*Your task:* Print out each record below, unaltered and complete, without its images.
##### Exercise input
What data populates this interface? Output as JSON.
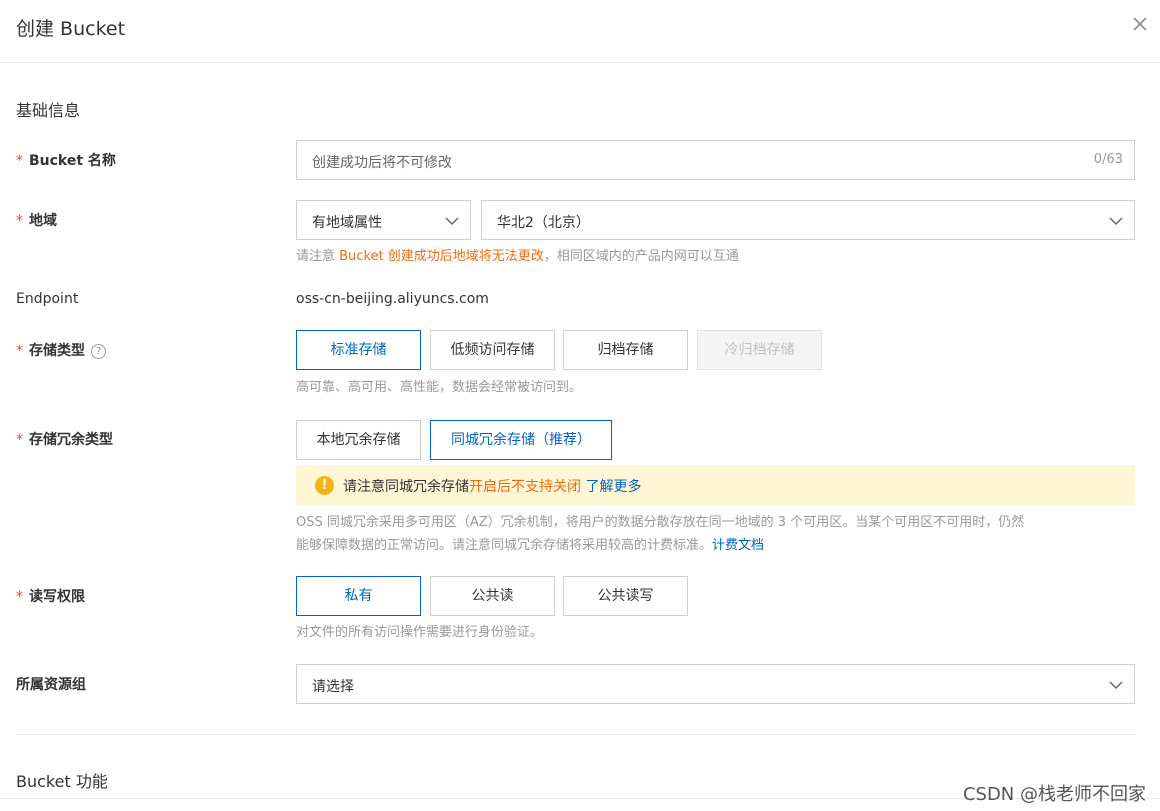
{
  "dialog": {
    "title": "创建 Bucket",
    "close_icon": "close-icon"
  },
  "sections": {
    "basic": "基础信息",
    "features": "Bucket 功能"
  },
  "fields": {
    "bucket_name": {
      "label": "Bucket 名称",
      "placeholder": "创建成功后将不可修改",
      "counter": "0/63"
    },
    "region": {
      "label": "地域",
      "attr_select": "有地域属性",
      "region_select": "华北2（北京）",
      "hint_prefix": "请注意 ",
      "hint_warn": "Bucket 创建成功后地域将无法更改",
      "hint_suffix": "，相同区域内的产品内网可以互通"
    },
    "endpoint": {
      "label": "Endpoint",
      "value": "oss-cn-beijing.aliyuncs.com"
    },
    "storage_class": {
      "label": "存储类型",
      "help_icon": "question-circle-icon",
      "options": [
        "标准存储",
        "低频访问存储",
        "归档存储",
        "冷归档存储"
      ],
      "selected": "标准存储",
      "hint": "高可靠、高可用、高性能，数据会经常被访问到。"
    },
    "redundancy": {
      "label": "存储冗余类型",
      "options": [
        "本地冗余存储",
        "同城冗余存储（推荐）"
      ],
      "selected": "同城冗余存储（推荐）",
      "alert_prefix": "请注意同城冗余存储",
      "alert_warn": "开启后不支持关闭",
      "alert_link": "了解更多",
      "alert_icon": "exclamation-circle-icon",
      "hint_line1": "OSS 同城冗余采用多可用区（AZ）冗余机制，将用户的数据分散存放在同一地域的 3 个可用区。当某个可用区不可用时，仍然",
      "hint_line2": "能够保障数据的正常访问。请注意同城冗余存储将采用较高的计费标准。",
      "hint_link": "计费文档"
    },
    "acl": {
      "label": "读写权限",
      "options": [
        "私有",
        "公共读",
        "公共读写"
      ],
      "selected": "私有",
      "hint": "对文件的所有访问操作需要进行身份验证。"
    },
    "resource_group": {
      "label": "所属资源组",
      "placeholder": "请选择"
    }
  },
  "watermark": "CSDN @栈老师不回家",
  "colors": {
    "accent": "#0064c8",
    "warning": "#f06a0f",
    "required": "#e84a3b",
    "alert_bg": "#fff6d5"
  }
}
##########
*Reply to the task:*
What data populates this interface? Output as JSON.
{
  "dialog": {
    "title": "创建 Bucket",
    "close_icon": "close-icon"
  },
  "sections": {
    "basic": "基础信息",
    "features": "Bucket 功能"
  },
  "fields": {
    "bucket_name": {
      "label": "Bucket 名称",
      "placeholder": "创建成功后将不可修改",
      "counter": "0/63"
    },
    "region": {
      "label": "地域",
      "attr_select": "有地域属性",
      "region_select": "华北2（北京）",
      "hint_prefix": "请注意 ",
      "hint_warn": "Bucket 创建成功后地域将无法更改",
      "hint_suffix": "，相同区域内的产品内网可以互通"
    },
    "endpoint": {
      "label": "Endpoint",
      "value": "oss-cn-beijing.aliyuncs.com"
    },
    "storage_class": {
      "label": "存储类型",
      "help_icon": "question-circle-icon",
      "options": [
        "标准存储",
        "低频访问存储",
        "归档存储",
        "冷归档存储"
      ],
      "selected": "标准存储",
      "hint": "高可靠、高可用、高性能，数据会经常被访问到。"
    },
    "redundancy": {
      "label": "存储冗余类型",
      "options": [
        "本地冗余存储",
        "同城冗余存储（推荐）"
      ],
      "selected": "同城冗余存储（推荐）",
      "alert_prefix": "请注意同城冗余存储",
      "alert_warn": "开启后不支持关闭",
      "alert_link": "了解更多",
      "alert_icon": "exclamation-circle-icon",
      "hint_line1": "OSS 同城冗余采用多可用区（AZ）冗余机制，将用户的数据分散存放在同一地域的 3 个可用区。当某个可用区不可用时，仍然",
      "hint_line2": "能够保障数据的正常访问。请注意同城冗余存储将采用较高的计费标准。",
      "hint_link": "计费文档"
    },
    "acl": {
      "label": "读写权限",
      "options": [
        "私有",
        "公共读",
        "公共读写"
      ],
      "selected": "私有",
      "hint": "对文件的所有访问操作需要进行身份验证。"
    },
    "resource_group": {
      "label": "所属资源组",
      "placeholder": "请选择"
    }
  },
  "watermark": "CSDN @栈老师不回家",
  "colors": {
    "accent": "#0064c8",
    "warning": "#f06a0f",
    "required": "#e84a3b",
    "alert_bg": "#fff6d5"
  }
}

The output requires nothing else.